DATA SUPPLIED:
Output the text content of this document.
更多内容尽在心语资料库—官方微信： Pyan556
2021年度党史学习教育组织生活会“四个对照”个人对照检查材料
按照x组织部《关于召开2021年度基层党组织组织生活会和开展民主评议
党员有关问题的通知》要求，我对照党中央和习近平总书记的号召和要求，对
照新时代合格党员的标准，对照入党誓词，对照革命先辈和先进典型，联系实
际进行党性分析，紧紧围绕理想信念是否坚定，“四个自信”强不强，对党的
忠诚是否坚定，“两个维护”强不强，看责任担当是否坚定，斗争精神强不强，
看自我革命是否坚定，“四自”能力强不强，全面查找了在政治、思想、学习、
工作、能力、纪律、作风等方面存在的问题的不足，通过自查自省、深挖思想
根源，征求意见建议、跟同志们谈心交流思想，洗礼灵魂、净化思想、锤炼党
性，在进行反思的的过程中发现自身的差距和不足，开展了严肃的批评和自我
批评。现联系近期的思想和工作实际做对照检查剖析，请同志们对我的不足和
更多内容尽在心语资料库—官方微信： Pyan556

WORK TO BE COMPLETED:
Extract the data exactly as given.

CORRECT ANSWER:
Output the text content of this document.
更多内容尽在心语资料库—官方微信： Pyan556
2021年度党史学习教育组织生活会“四个对照”个人对照检查材料
按照x组织部《关于召开2021年度基层党组织组织生活会和开展民主评议
党员有关问题的通知》要求，我对照党中央和习近平总书记的号召和要求，对
照新时代合格党员的标准，对照入党誓词，对照革命先辈和先进典型，联系实
际进行党性分析，紧紧围绕理想信念是否坚定，“四个自信”强不强，对党的
忠诚是否坚定，“两个维护”强不强，看责任担当是否坚定，斗争精神强不强，
看自我革命是否坚定，“四自”能力强不强，全面查找了在政治、思想、学习、
工作、能力、纪律、作风等方面存在的问题的不足，通过自查自省、深挖思想
根源，征求意见建议、跟同志们谈心交流思想，洗礼灵魂、净化思想、锤炼党
性，在进行反思的的过程中发现自身的差距和不足，开展了严肃的批评和自我
批评。现联系近期的思想和工作实际做对照检查剖析，请同志们对我的不足和
更多内容尽在心语资料库—官方微信： Pyan556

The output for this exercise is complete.